Selected extract:
= Beginning of Section =

Oh gosh, you still look young! Compared to me anyway.

>
>>Hi Mike,
>>
>>Why do you prefer "SaveOrderButton" instead of "btnSaveOrder" ? All the recommended junk aside, intellisense is a wonderful thing. If I am trying to access a button and I type "this.btn" I will see all my buttons in intellisense. I ususally know it is a button I am looking for but not always if I named it "SaveOrder" or "OrderSave" I am not criticising mind you, I am just curious if there is some reason I am overlooking by having the word "Button" or "Textbox" and if so, why at the end where intellisense has less value.
>>
>>I never did understand the underscore thing but I know it is popular. It just shows how much I don't like reaching for the underscore button I guess.
>>Tim
>>
>>>All IMO:
>>>
>>>1) LogonForm, NameButton, InputTextBox
>>>2) Yes, depending on the scope of the variable. If it's a class-level member variable it should be prefixed with an underscore.
>>>3) Nope.
>>>
>>>>Ok,
>>>>
>>>>just created my first little application in C# and have a few "what's best practice" type questions;
>>>>
>>>>1. What is the expected practice for naming controls? frmLogon, btnName, txtInput etc?
>>>>
>>>>2. Is camelCase still best policy for variable naming?
>>>>
>>>>3. Should variable names begin with and identifier of their type? intCounter, strBuffer etc?
>>>>
>>>>I know in reality it will not make my code run faster/better but I would like to follow standard practice. Are there any other "recommended practices" that would be different to what I am used to in VFP?
>>>>
>>>>
>>>>Gary.
>>>>
>>>>PS. is there a .Net equivalent to VFP's beautify?

= End of Section =

Questions:
A – In the naming-conventions thread, update the passage starting at "Oh gosh, you" and ending at "has less value." by replacing "intellisense" with "IntelliSense".
B – Answer these questions about the naming-conventions thread:
(i) What should a class-level member variable be prefixed with, according to the reply marked "All IMO"?
(ii) What does Tim type to see all his buttons in intellisense?
(iii) What VFP feature does Gary ask about a .Net equivalent for?

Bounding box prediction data
= Beginning of Section =

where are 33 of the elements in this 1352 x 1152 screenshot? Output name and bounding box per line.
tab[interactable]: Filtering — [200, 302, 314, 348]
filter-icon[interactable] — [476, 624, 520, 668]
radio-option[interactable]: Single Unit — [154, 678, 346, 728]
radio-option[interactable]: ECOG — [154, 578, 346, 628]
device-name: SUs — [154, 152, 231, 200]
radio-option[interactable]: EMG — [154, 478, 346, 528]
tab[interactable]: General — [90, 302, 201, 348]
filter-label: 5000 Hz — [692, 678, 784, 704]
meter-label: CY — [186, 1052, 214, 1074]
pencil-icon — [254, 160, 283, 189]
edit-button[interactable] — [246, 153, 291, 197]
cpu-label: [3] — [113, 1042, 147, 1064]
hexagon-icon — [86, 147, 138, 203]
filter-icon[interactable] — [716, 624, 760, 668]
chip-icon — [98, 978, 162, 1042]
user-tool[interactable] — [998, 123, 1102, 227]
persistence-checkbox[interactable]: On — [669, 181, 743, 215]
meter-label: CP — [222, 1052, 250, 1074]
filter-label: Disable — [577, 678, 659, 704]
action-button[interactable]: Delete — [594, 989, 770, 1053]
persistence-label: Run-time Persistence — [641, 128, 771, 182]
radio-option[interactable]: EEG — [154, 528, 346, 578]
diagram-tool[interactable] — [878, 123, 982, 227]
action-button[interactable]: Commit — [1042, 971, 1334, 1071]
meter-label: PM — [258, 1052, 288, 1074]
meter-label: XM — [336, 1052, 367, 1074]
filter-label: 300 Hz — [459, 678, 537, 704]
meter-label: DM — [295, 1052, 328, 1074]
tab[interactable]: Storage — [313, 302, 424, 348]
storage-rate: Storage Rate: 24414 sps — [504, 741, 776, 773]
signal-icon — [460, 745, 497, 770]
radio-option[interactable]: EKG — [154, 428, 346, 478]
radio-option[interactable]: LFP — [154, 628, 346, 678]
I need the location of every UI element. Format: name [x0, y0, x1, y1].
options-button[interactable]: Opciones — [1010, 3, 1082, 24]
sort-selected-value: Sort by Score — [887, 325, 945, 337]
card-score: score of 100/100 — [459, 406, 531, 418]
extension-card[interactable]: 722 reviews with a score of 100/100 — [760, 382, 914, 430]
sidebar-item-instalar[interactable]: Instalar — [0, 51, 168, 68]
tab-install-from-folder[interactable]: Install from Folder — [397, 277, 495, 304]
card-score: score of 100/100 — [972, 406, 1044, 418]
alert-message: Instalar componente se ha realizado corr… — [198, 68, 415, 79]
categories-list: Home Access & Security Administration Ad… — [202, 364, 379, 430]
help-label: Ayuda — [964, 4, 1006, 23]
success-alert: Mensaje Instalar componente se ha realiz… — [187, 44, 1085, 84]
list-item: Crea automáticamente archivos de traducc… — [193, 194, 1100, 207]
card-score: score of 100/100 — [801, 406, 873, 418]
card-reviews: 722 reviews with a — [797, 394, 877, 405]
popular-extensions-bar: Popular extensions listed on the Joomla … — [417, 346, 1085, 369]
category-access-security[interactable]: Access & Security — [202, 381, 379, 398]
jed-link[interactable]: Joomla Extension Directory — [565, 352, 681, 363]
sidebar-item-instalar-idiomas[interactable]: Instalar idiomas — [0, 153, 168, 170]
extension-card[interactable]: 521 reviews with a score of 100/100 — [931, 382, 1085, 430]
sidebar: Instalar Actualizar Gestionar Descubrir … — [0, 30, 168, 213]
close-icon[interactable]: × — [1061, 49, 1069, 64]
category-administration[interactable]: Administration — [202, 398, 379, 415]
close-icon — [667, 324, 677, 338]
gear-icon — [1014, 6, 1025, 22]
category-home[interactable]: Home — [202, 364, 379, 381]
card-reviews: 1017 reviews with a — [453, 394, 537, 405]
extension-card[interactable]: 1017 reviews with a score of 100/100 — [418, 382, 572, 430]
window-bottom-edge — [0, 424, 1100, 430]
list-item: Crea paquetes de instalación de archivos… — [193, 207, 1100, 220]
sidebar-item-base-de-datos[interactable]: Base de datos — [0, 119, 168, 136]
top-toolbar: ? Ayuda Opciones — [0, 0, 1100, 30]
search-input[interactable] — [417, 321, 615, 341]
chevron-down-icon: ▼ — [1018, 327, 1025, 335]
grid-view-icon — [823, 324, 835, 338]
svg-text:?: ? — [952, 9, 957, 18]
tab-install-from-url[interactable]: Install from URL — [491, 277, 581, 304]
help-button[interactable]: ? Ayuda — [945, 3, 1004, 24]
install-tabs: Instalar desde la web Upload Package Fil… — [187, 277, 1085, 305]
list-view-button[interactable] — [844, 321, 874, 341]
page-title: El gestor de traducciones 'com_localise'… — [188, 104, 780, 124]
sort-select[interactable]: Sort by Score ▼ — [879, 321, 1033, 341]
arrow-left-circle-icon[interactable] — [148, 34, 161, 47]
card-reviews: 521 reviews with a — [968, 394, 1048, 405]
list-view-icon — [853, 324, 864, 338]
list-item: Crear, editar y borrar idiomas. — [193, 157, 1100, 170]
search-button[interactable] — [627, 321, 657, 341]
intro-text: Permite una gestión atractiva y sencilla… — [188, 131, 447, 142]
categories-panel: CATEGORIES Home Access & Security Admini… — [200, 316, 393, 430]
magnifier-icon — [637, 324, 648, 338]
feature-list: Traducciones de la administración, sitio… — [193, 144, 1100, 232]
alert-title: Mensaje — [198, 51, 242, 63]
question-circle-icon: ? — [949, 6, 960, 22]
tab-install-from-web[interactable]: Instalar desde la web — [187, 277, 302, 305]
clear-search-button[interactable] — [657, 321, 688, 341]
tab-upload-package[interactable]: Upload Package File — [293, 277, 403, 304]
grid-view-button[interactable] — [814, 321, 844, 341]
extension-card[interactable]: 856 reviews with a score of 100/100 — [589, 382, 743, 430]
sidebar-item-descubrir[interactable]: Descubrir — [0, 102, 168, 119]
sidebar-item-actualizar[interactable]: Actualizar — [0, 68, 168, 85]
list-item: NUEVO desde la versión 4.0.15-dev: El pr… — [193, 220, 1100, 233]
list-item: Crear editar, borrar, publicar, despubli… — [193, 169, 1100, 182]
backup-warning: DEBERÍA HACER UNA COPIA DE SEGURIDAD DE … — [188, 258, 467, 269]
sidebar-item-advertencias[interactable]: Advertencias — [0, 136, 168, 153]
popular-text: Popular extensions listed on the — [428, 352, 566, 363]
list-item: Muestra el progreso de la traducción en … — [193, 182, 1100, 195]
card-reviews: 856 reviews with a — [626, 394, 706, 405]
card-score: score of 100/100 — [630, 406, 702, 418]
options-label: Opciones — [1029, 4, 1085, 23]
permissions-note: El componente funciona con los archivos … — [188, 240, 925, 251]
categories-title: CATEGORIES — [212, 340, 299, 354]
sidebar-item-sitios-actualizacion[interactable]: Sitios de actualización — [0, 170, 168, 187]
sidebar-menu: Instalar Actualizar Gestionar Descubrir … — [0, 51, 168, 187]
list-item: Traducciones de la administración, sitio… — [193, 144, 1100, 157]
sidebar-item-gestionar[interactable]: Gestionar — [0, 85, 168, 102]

= End of Section =

Answers for this exercise:
A –
Oh gosh, you still look young! Compared to me anyway.

>
>>Hi Mike,
>>
>>Why do you prefer "SaveOrderButton" instead of "btnSaveOrder" ? All the recommended junk aside, IntelliSense is a wonderful thing. If I am trying to access a button and I type "this.btn" I will see all my buttons in IntelliSense. I ususally know it is a button I am looking for but not always if I named it "SaveOrder" or "OrderSave" I am not criticising mind you, I am just curious if there is some reason I am overlooking by having the word "Button" or "Textbox" and if so, why at the end where IntelliSense has less value.

B –
(i) An underscore.
(ii) "this.btn"
(iii) Beautify.